-- Start Task material --

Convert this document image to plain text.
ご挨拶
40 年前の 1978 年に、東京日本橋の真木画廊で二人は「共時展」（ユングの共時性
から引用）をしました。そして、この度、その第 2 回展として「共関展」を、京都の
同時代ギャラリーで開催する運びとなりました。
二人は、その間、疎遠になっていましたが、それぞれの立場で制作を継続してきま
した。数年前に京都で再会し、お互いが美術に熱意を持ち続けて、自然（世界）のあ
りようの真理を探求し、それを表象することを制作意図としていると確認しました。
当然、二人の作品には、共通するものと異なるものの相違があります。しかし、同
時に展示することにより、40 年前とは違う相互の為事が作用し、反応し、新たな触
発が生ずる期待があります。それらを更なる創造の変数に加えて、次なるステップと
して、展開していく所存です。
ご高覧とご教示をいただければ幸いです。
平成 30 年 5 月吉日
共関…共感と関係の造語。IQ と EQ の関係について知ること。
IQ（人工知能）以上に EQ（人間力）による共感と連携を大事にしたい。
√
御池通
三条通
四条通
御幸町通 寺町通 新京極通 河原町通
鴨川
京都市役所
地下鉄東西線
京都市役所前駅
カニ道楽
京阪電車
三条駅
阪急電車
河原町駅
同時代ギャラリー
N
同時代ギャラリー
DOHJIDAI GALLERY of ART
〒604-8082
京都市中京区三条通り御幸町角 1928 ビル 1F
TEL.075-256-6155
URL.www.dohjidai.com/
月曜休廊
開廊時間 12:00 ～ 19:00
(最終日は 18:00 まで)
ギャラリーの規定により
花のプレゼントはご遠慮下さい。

-- End Task material --

Every entry above should be retyped exactly as shown.

Convert this document image to plain text.
ご挨拶
40 年前の 1978 年に、東京日本橋の真木画廊で二人は「共時展」（ユングの共時性
から引用）をしました。そして、この度、その第 2 回展として「共関展」を、京都の
同時代ギャラリーで開催する運びとなりました。
二人は、その間、疎遠になっていましたが、それぞれの立場で制作を継続してきま
した。数年前に京都で再会し、お互いが美術に熱意を持ち続けて、自然（世界）のあ
りようの真理を探求し、それを表象することを制作意図としていると確認しました。
当然、二人の作品には、共通するものと異なるものの相違があります。しかし、同
時に展示することにより、40 年前とは違う相互の為事が作用し、反応し、新たな触
発が生ずる期待があります。それらを更なる創造の変数に加えて、次なるステップと
して、展開していく所存です。
ご高覧とご教示をいただければ幸いです。
平成 30 年 5 月吉日
共関…共感と関係の造語。IQ と EQ の関係について知ること。
IQ（人工知能）以上に EQ（人間力）による共感と連携を大事にしたい。
√
御池通
三条通
四条通
御幸町通 寺町通 新京極通 河原町通
鴨川
京都市役所
地下鉄東西線
京都市役所前駅
カニ道楽
京阪電車
三条駅
阪急電車
河原町駅
同時代ギャラリー
N
同時代ギャラリー
DOHJIDAI GALLERY of ART
〒604-8082
京都市中京区三条通り御幸町角 1928 ビル 1F
TEL.075-256-6155
URL.www.dohjidai.com/
月曜休廊
開廊時間 12:00 ～ 19:00
(最終日は 18:00 まで)
ギャラリーの規定により
花のプレゼントはご遠慮下さい。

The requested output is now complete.